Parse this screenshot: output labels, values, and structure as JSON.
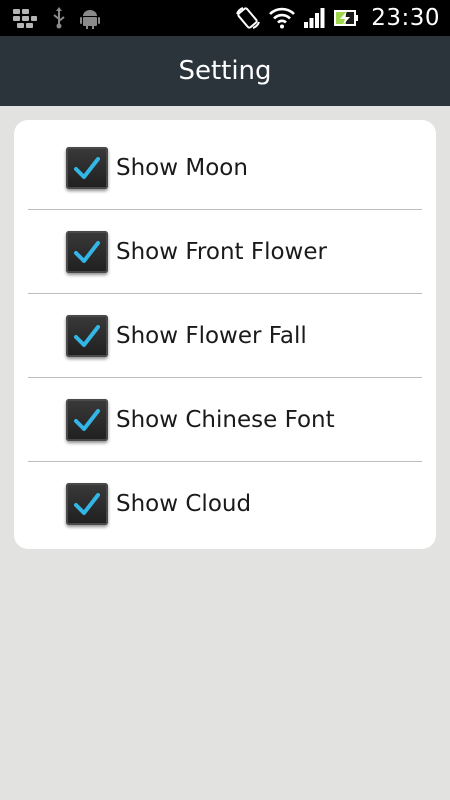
{
  "status_bar": {
    "time": "23:30",
    "icons": [
      "bbm-icon",
      "usb-icon",
      "android-debug-icon",
      "rotation-icon",
      "wifi-icon",
      "signal-icon",
      "battery-charging-icon"
    ]
  },
  "header": {
    "title": "Setting"
  },
  "settings": {
    "items": [
      {
        "label": "Show Moon",
        "checked": true
      },
      {
        "label": "Show Front Flower",
        "checked": true
      },
      {
        "label": "Show Flower Fall",
        "checked": true
      },
      {
        "label": "Show Chinese Font",
        "checked": true
      },
      {
        "label": "Show Cloud",
        "checked": true
      }
    ]
  },
  "colors": {
    "title_bar": "#2b333b",
    "background": "#e2e2e0",
    "check_accent": "#33b5e5"
  }
}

DIRECTION:
Repeat the material exactly as it reads, without any of its pictures.

COMPLETE RESPONSE:
Parse this screenshot: output labels, values, and structure as JSON.
{
  "status_bar": {
    "time": "23:30",
    "icons": [
      "bbm-icon",
      "usb-icon",
      "android-debug-icon",
      "rotation-icon",
      "wifi-icon",
      "signal-icon",
      "battery-charging-icon"
    ]
  },
  "header": {
    "title": "Setting"
  },
  "settings": {
    "items": [
      {
        "label": "Show Moon",
        "checked": true
      },
      {
        "label": "Show Front Flower",
        "checked": true
      },
      {
        "label": "Show Flower Fall",
        "checked": true
      },
      {
        "label": "Show Chinese Font",
        "checked": true
      },
      {
        "label": "Show Cloud",
        "checked": true
      }
    ]
  },
  "colors": {
    "title_bar": "#2b333b",
    "background": "#e2e2e0",
    "check_accent": "#33b5e5"
  }
}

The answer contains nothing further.